WHAT IS BEING ASKED
Copy each entry as it stands, leaving nothing out.

---------- DATASET RECORDS

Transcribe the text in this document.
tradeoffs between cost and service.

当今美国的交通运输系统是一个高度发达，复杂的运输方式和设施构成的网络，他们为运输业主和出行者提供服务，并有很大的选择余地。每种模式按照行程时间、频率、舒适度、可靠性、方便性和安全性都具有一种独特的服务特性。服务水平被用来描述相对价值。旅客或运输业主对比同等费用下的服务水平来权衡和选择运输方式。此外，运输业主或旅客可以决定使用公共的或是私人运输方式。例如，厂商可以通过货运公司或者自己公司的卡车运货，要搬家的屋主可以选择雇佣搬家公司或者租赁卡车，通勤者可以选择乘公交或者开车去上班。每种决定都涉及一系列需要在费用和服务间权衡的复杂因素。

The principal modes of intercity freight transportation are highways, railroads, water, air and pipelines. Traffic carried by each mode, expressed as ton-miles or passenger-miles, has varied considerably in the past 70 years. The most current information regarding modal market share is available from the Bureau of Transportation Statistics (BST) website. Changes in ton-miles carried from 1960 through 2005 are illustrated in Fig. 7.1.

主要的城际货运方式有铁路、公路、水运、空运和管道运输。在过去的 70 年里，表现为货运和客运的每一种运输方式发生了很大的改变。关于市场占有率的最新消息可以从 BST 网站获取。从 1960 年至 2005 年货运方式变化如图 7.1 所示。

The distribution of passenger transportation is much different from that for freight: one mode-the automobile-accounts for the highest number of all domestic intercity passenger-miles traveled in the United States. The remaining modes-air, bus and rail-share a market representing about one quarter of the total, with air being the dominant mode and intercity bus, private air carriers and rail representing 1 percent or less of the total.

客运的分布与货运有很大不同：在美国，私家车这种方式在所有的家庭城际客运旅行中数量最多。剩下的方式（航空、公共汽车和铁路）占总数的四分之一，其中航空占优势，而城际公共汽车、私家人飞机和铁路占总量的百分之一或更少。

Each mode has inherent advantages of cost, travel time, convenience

--------------------

REPLY TO THE EXERCISE
Transcribe the text in this document.
tradeoffs between cost and service.

当今美国的交通运输系统是一个高度发达，复杂的运输方式和设施构成的网络，他们为运输业主和出行者提供服务，并有很大的选择余地。每种模式按照行程时间、频率、舒适度、可靠性、方便性和安全性都具有一种独特的服务特性。服务水平被用来描述相对价值。旅客或运输业主对比同等费用下的服务水平来权衡和选择运输方式。此外，运输业主或旅客可以决定使用公共的或是私人运输方式。例如，厂商可以通过货运公司或者自己公司的卡车运货，要搬家的屋主可以选择雇佣搬家公司或者租赁卡车，通勤者可以选择乘公交或者开车去上班。每种决定都涉及一系列需要在费用和服务间权衡的复杂因素。

The principal modes of intercity freight transportation are highways, railroads, water, air and pipelines. Traffic carried by each mode, expressed as ton-miles or passenger-miles, has varied considerably in the past 70 years. The most current information regarding modal market share is available from the Bureau of Transportation Statistics (BST) website. Changes in ton-miles carried from 1960 through 2005 are illustrated in Fig. 7.1.

主要的城际货运方式有铁路、公路、水运、空运和管道运输。在过去的 70 年里，表现为货运和客运的每一种运输方式发生了很大的改变。关于市场占有率的最新消息可以从 BST 网站获取。从 1960 年至 2005 年货运方式变化如图 7.1 所示。

The distribution of passenger transportation is much different from that for freight: one mode-the automobile-accounts for the highest number of all domestic intercity passenger-miles traveled in the United States. The remaining modes-air, bus and rail-share a market representing about one quarter of the total, with air being the dominant mode and intercity bus, private air carriers and rail representing 1 percent or less of the total.

客运的分布与货运有很大不同：在美国，私家车这种方式在所有的家庭城际客运旅行中数量最多。剩下的方式（航空、公共汽车和铁路）占总数的四分之一，其中航空占优势，而城际公共汽车、私家人飞机和铁路占总量的百分之一或更少。

Each mode has inherent advantages of cost, travel time, convenience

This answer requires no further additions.